会場となるニューヨーク、マンハッタンのJavits Convention Center
会場となるニューヨーク、マンハッタンのJavits Convention Center。今年のニューヨークは、寒く、まだあちこちに雪が残る

初日のキーノートスピーチは、米ノベル(Novell)社。同社は、独SUSE LINUX社の買収が完了、本格的にLinuxビジネスの展開を開始した。今回は、同社のグループウェアである『GroupWise』のLinux版のβテスト開始をアナウンス。同社が持つ多くの製品、技術をSuSE Linux上に移行させ始めた。また、IBMのeServerとSuSE Linuxの組合せでISOに準拠し、米国政府が利用しているCAPP/EAL3+というセキュリティ認証を取得したことを発表した。LinuxでCAPP/EAL3+を取得したのはこれが最初だという。また、IBMで作られた開発ツールであるEclipseのプロジェクトに参加することも合わせて発表された。

Jack L.Messman(ジャック・メスマン)氏
初日のキーノートスピーチを行なった米ノベル(Novell)社の会長Jack L.Messman(ジャック・メスマン)氏

キーノートスピーチでは、米ノベルの会長であるJack L.Messman(ジャック・メスマン)が、今年はLinuxの年であるとし、成長分野としてはデータセンターやミッションクリティカルアプリケーション、そしてデスクトップなどになるだろうと予測した。また、ビジネスのためには、企業のCEOにLinuxでどれだけコストを削減できるかを認識してもらう必要があるだろうと述べた。

SUSEは、IBMなどと組んで、企業向けにビジネスを展開している。しかし、まだ、Linux自体は、技術者レベルでは認識されているものの、CEOなどの経営陣には、きちんと理解されていないと考えているようだ。

★来年2月にはボストンで開催

また、昨年から、ニューヨークで開催されるLinuxWorldでは、IBMなどが、同時に自社顧客を招待してプライベートイベントを併設している。これは来場者を増やすことにはなるが、キーノートスピーチなどがまるでIBMのコマーシャルみたいになってしまい、イベントとしてのおもしろさに欠けるきらいがある。

収集データ項目 —
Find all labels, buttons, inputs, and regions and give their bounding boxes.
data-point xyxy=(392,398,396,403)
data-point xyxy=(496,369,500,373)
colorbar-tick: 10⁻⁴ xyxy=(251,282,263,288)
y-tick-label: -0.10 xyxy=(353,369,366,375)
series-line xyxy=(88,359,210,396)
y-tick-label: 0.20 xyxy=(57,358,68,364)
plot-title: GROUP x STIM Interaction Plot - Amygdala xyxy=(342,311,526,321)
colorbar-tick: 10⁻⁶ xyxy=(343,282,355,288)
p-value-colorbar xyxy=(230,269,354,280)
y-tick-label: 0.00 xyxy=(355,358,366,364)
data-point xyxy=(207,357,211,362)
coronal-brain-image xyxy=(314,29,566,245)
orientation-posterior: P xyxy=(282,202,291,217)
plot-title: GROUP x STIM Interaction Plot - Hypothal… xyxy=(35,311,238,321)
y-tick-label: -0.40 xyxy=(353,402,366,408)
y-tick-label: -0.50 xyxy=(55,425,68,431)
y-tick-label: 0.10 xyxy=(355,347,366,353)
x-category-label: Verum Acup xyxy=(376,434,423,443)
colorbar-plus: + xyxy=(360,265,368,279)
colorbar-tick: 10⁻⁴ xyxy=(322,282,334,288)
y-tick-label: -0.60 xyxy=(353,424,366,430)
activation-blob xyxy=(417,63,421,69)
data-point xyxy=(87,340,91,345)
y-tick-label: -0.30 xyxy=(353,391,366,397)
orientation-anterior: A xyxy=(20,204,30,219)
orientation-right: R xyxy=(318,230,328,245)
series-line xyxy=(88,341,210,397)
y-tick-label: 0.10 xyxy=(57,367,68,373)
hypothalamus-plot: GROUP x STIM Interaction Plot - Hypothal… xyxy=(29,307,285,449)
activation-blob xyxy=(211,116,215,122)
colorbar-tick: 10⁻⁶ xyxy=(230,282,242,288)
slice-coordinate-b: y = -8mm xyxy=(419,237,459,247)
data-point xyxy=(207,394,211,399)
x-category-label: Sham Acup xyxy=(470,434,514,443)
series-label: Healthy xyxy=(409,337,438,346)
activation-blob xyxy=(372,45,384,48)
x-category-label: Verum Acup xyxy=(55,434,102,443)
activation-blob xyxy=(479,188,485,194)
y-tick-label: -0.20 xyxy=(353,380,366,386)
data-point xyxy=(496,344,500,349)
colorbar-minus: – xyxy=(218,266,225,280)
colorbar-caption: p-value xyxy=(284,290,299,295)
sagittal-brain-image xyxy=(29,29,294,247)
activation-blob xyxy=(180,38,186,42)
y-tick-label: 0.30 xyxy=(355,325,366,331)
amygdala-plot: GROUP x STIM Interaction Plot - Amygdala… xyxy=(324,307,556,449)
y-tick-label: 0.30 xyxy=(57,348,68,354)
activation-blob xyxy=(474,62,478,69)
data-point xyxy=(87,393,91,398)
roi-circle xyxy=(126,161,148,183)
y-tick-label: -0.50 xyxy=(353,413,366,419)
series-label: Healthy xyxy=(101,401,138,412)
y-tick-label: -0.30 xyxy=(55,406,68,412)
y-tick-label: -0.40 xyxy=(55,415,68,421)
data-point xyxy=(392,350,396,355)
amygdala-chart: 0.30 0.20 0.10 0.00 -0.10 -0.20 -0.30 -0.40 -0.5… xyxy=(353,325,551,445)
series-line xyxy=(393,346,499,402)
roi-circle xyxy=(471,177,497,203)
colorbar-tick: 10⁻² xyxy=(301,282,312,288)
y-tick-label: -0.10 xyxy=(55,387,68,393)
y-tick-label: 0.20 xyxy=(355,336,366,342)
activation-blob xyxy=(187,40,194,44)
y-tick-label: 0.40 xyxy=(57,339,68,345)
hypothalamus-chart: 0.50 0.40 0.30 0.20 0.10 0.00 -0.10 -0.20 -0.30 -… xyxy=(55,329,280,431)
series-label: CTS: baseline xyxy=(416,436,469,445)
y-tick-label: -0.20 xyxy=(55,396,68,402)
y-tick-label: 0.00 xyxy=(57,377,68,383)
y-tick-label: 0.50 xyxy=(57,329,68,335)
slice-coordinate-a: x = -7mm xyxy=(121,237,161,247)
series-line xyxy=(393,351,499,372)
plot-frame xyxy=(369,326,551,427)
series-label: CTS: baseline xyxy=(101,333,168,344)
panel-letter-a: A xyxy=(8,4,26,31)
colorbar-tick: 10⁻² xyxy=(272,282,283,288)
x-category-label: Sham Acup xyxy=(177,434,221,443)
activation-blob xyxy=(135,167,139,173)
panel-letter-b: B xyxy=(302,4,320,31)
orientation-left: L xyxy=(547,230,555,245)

作業指示 A —
LinuxWorldに関する抜粋文にある「また、IBMで作られた開発ツールであるEclipseのプロジェクトに参加することも合わせて発表された。」という一文を英語に訳してください。
作業指示 B —
LinuxWorldに関する抜粋文の最後の一文に続く文章を書き継いでください。

結果 A —
It was also announced at the same time that the company would join the Eclipse project, a development tool created by IBM.

結果 B —
写真1 写真2
IBMやHPが招待した顧客は、入場のための登録ブースも別になっている

米マイクロソフト社は、昨年に引き続いてブースを持ち、今日は、Windows Server 2003のオプションソフトである『Windows Services for UNIX』関連の展示などを行なう。これは、UnixからWindows Serverへの移行ツール。ブースにあったのは、これを使うサードパーティー製品で、立っていたのもサードパーティーの説明員。マイクロソフトの社員は今日は居なかった。ブースのメイン部分には黒い布がかけられ、明日から本格的な説明を開始する予定だとか。

写真3 写真4
マイクロソフトブースには黒い布がかかり、明日より説明を開始する予定

さて、2001年の大規模テロの影響が残る2002年1月の開催はかなり寂しいものだったが、昨年2003年には少し回復。今年はもう少し回復するのかと思ったが、昨年と規模的にはほとんど変わらず、キーノートスピーチ会場が縮小されたことなどを勘案すると、どちらかといえば、縮小傾向にあるといっていいかもしれない。

また、いままでこの時期にニューヨークで開催していたLinuxWorldは、来年からボストンでの開催となるらしい。主催者である米IDG(International Data Group)社は、Macworldもボストンでの開催を決めており、ボストンにイベントを集中させて会場費を抑えようということなのだろう。さて、ボストンへ移っても現在の規模を維持できるだろうか?